§ WRITTEN PROBLEM
Note each line that includes the word "quan". Copy those lines.

++++++

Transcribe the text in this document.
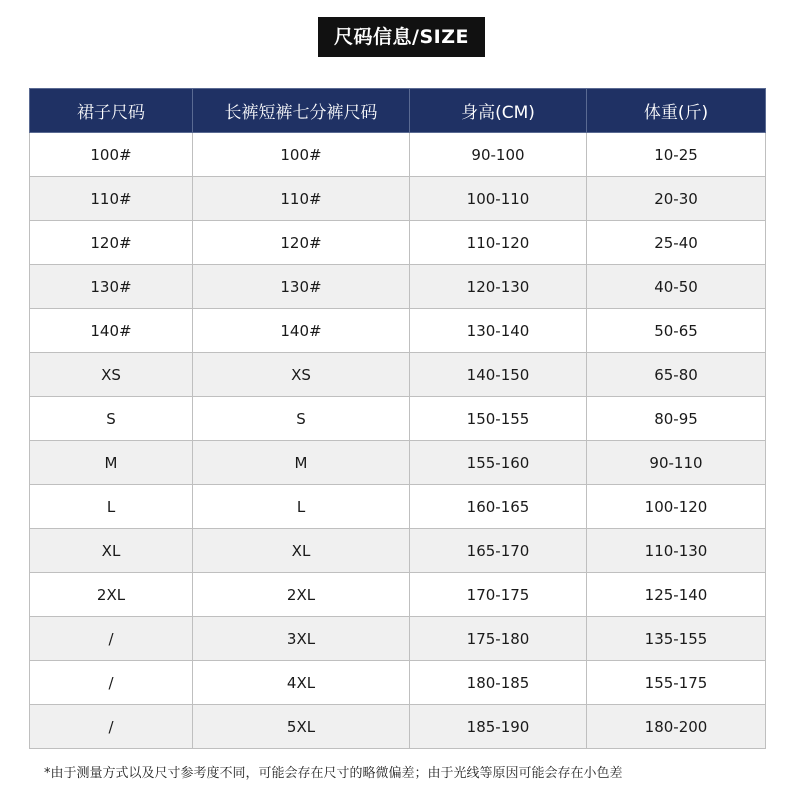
尺码信息/SIZE
裙子尺码	长裤短裤七分裤尺码	身高(CM)	体重(斤)
100#	100#	90-100	10-25
110#	110#	100-110	20-30
120#	120#	110-120	25-40
130#	130#	120-130	40-50
140#	140#	130-140	50-65
XS	XS	140-150	65-80
S	S	150-155	80-95
M	M	155-160	90-110
L	L	160-165	100-120
XL	XL	165-170	110-130
2XL	2XL	170-175	125-140
/	3XL	175-180	135-155
/	4XL	180-185	155-175
/	5XL	185-190	180-200
*由于测量方式以及尺寸参考度不同，可能会存在尺寸的略微偏差；由于光线等原因可能会存在小色差
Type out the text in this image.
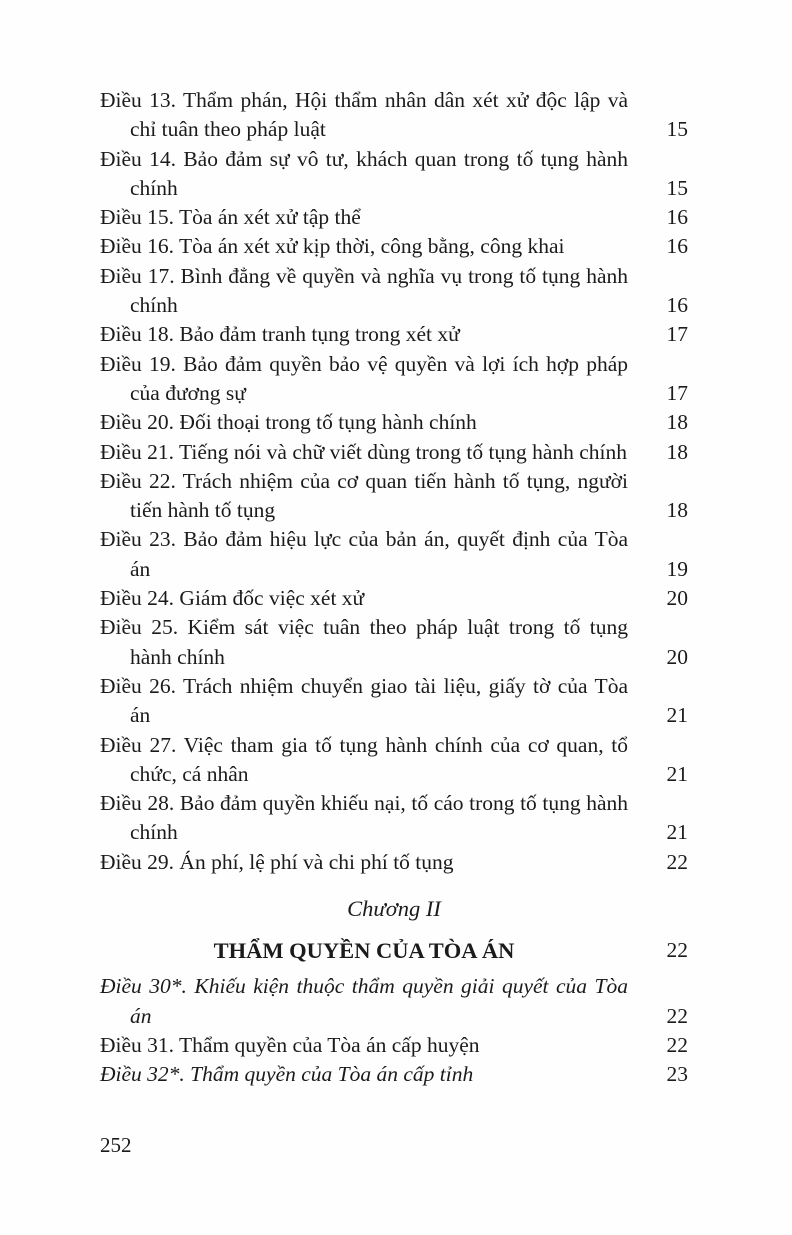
Điều 13. Thẩm phán, Hội thẩm nhân dân xét xử độc lập và chỉ tuân theo pháp luật	15
Điều 14. Bảo đảm sự vô tư, khách quan trong tố tụng hành chính	15
Điều 15. Tòa án xét xử tập thể	16
Điều 16. Tòa án xét xử kịp thời, công bằng, công khai	16
Điều 17. Bình đẳng về quyền và nghĩa vụ trong tố tụng hành chính	16
Điều 18. Bảo đảm tranh tụng trong xét xử	17
Điều 19. Bảo đảm quyền bảo vệ quyền và lợi ích hợp pháp của đương sự	17
Điều 20. Đối thoại trong tố tụng hành chính	18
Điều 21. Tiếng nói và chữ viết dùng trong tố tụng hành chính	18
Điều 22. Trách nhiệm của cơ quan tiến hành tố tụng, người tiến hành tố tụng	18
Điều 23. Bảo đảm hiệu lực của bản án, quyết định của Tòa án	19
Điều 24. Giám đốc việc xét xử	20
Điều 25. Kiểm sát việc tuân theo pháp luật trong tố tụng hành chính	20
Điều 26. Trách nhiệm chuyển giao tài liệu, giấy tờ của Tòa án	21
Điều 27. Việc tham gia tố tụng hành chính của cơ quan, tổ chức, cá nhân	21
Điều 28. Bảo đảm quyền khiếu nại, tố cáo trong tố tụng hành chính	21
Điều 29. Án phí, lệ phí và chi phí tố tụng	22
Chương II
THẨM QUYỀN CỦA TÒA ÁN	22
Điều 30*. Khiếu kiện thuộc thẩm quyền giải quyết của Tòa án	22
Điều 31. Thẩm quyền của Tòa án cấp huyện	22
Điều 32*. Thẩm quyền của Tòa án cấp tỉnh	23
252
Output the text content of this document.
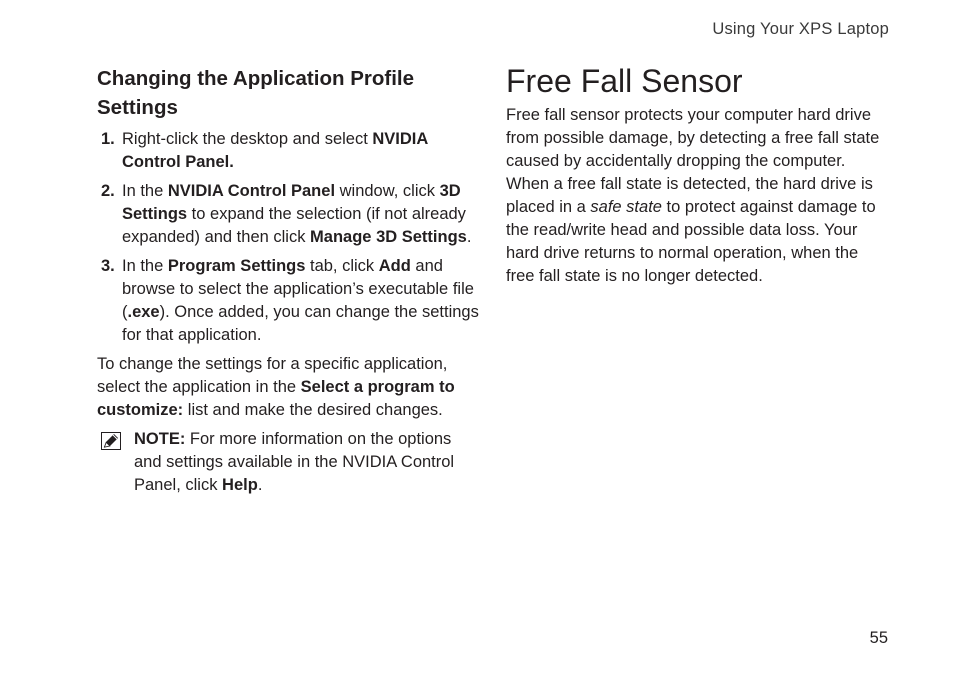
Using Your XPS Laptop
Changing the Application Profile Settings
1. Right-click the desktop and select NVIDIA Control Panel.
2. In the NVIDIA Control Panel window, click 3D Settings to expand the selection (if not already expanded) and then click Manage 3D Settings.
3. In the Program Settings tab, click Add and browse to select the application’s executable file (.exe). Once added, you can change the settings for that application.

To change the settings for a specific application, select the application in the Select a program to customize: list and make the desired changes.

NOTE: For more information on the options and settings available in the NVIDIA Control Panel, click Help.

Free Fall Sensor

Free fall sensor protects your computer hard drive from possible damage, by detecting a free fall state caused by accidentally dropping the computer. When a free fall state is detected, the hard drive is placed in a safe state to protect against damage to the read/write head and possible data loss. Your hard drive returns to normal operation, when the free fall state is no longer detected.

55
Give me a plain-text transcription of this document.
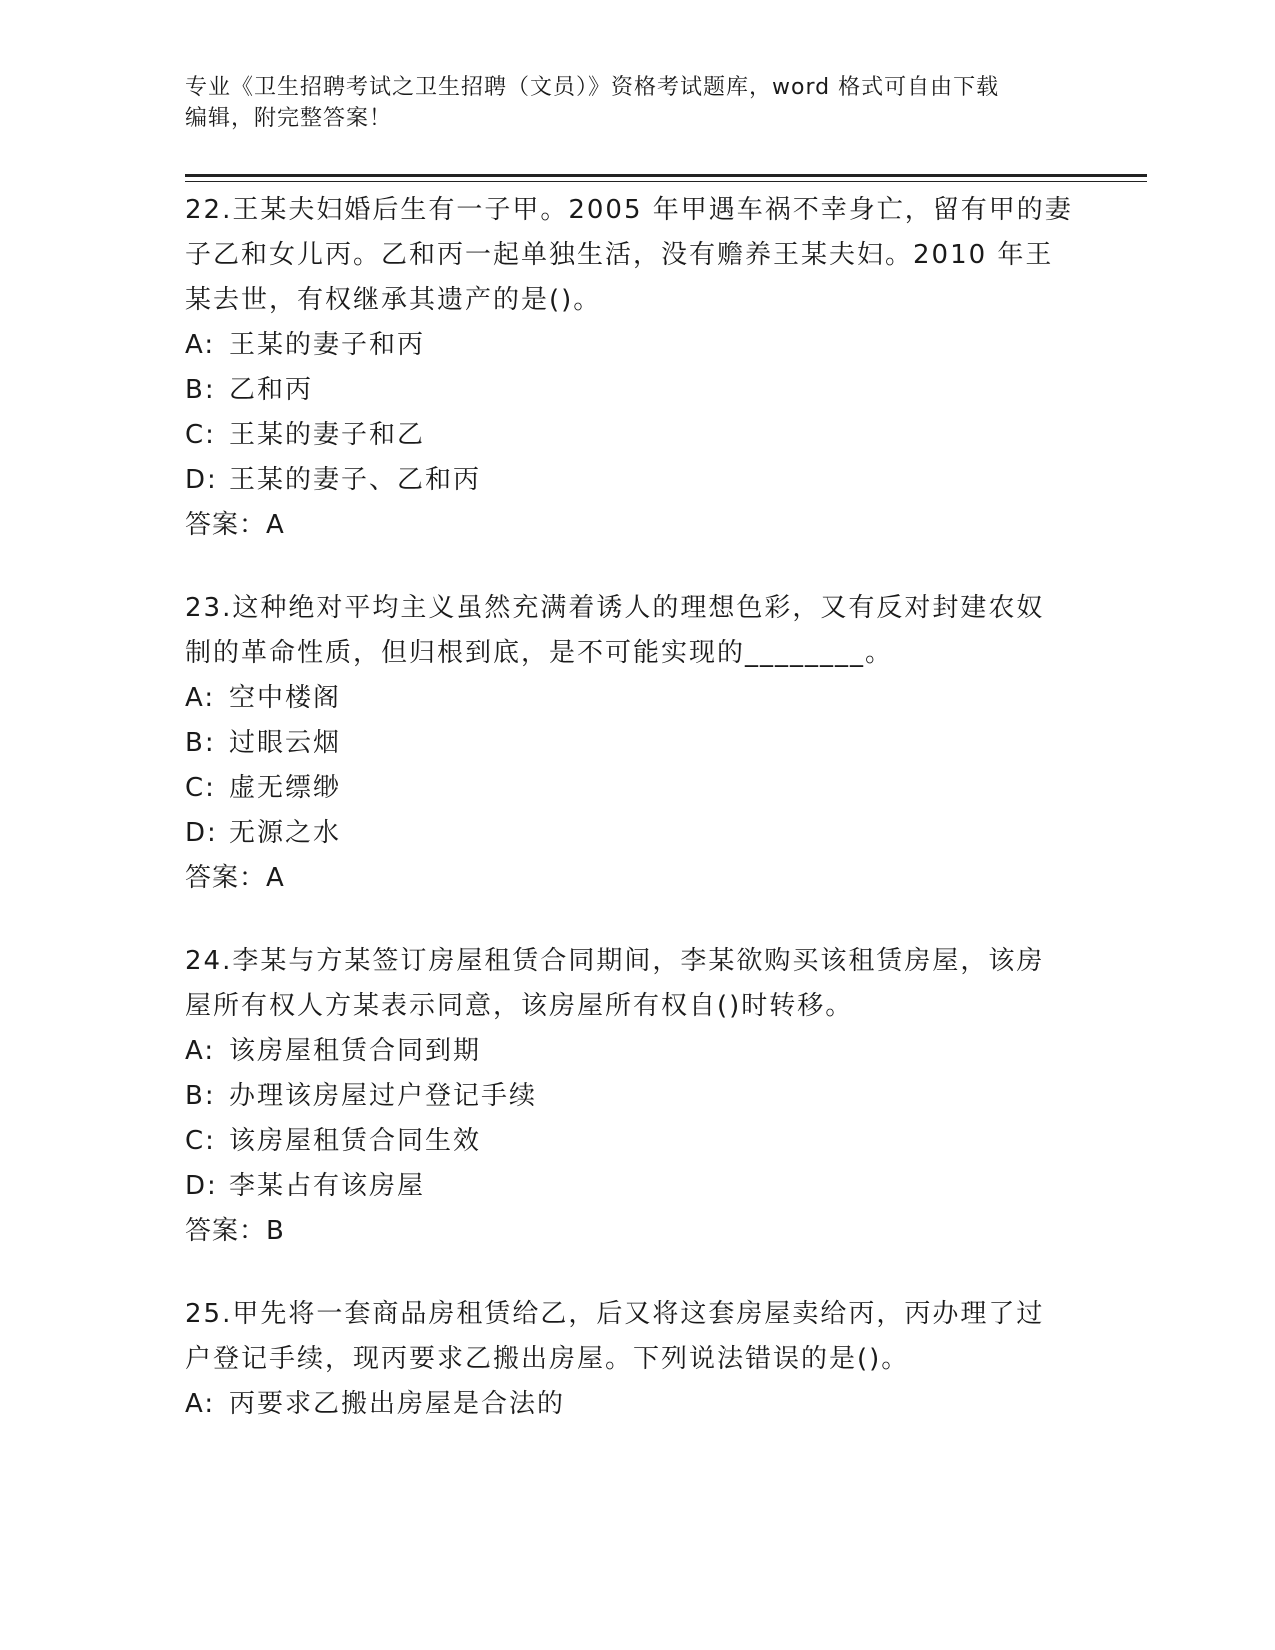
专业《卫生招聘考试之卫生招聘（文员）》资格考试题库，word 格式可自由下载
编辑，附完整答案！
22.王某夫妇婚后生有一子甲。2005 年甲遇车祸不幸身亡，留有甲的妻
子乙和女儿丙。乙和丙一起单独生活，没有赡养王某夫妇。2010 年王
某去世，有权继承其遗产的是()。
A: 王某的妻子和丙
B: 乙和丙
C: 王某的妻子和乙
D: 王某的妻子、乙和丙
答案：A
23.这种绝对平均主义虽然充满着诱人的理想色彩，又有反对封建农奴
制的革命性质，但归根到底，是不可能实现的________。
A: 空中楼阁
B: 过眼云烟
C: 虚无缥缈
D: 无源之水
答案：A
24.李某与方某签订房屋租赁合同期间，李某欲购买该租赁房屋，该房
屋所有权人方某表示同意，该房屋所有权自()时转移。
A: 该房屋租赁合同到期
B: 办理该房屋过户登记手续
C: 该房屋租赁合同生效
D: 李某占有该房屋
答案：B
25.甲先将一套商品房租赁给乙，后又将这套房屋卖给丙，丙办理了过
户登记手续，现丙要求乙搬出房屋。下列说法错误的是()。
A: 丙要求乙搬出房屋是合法的
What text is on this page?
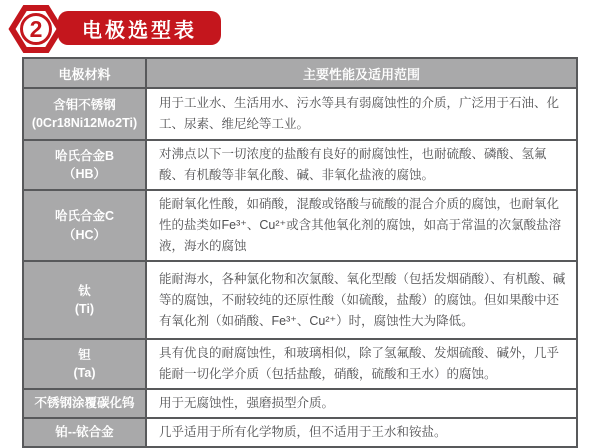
2 电极选型表
电极材料	主要性能及适用范围
含钼不锈钢
(0Cr18Ni12Mo2Ti)	用于工业水、生活用水、污水等具有弱腐蚀性的介质，广泛用于石油、化工、尿素、维尼纶等工业。
哈氏合金B
（HB）	对沸点以下一切浓度的盐酸有良好的耐腐蚀性，也耐硫酸、磷酸、氢氟酸、有机酸等非氧化酸、碱、非氧化盐液的腐蚀。
哈氏合金C
（HC）	能耐氧化性酸，如硝酸，混酸或铬酸与硫酸的混合介质的腐蚀，也耐氧化性的盐类如Fe³⁺、Cu²⁺或含其他氧化剂的腐蚀，如高于常温的次氯酸盐溶液，海水的腐蚀
钛
(Ti)	能耐海水，各种氯化物和次氯酸、氧化型酸（包括发烟硝酸）、有机酸、碱等的腐蚀，不耐较纯的还原性酸（如硫酸，盐酸）的腐蚀。但如果酸中还有氧化剂（如硝酸、Fe³⁺、Cu²⁺）时，腐蚀性大为降低。
钽
(Ta)	具有优良的耐腐蚀性，和玻璃相似，除了氢氟酸、发烟硫酸、碱外，几乎能耐一切化学介质（包括盐酸，硝酸，硫酸和王水）的腐蚀。
不锈钢涂覆碳化钨	用于无腐蚀性，强磨损型介质。
铂--铱合金	几乎适用于所有化学物质，但不适用于王水和铵盐。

++++++

§ WORKED SOLUTION
Điều 14. Bảo đảm sự vô tư, khách quan trong tố tụng hành chính	15
Điều 22. Trách nhiệm của cơ quan tiến hành tố tụng, người tiến hành tố tụng	18
Điều 27. Việc tham gia tố tụng hành chính của cơ quan, tổ chức, cá nhân	21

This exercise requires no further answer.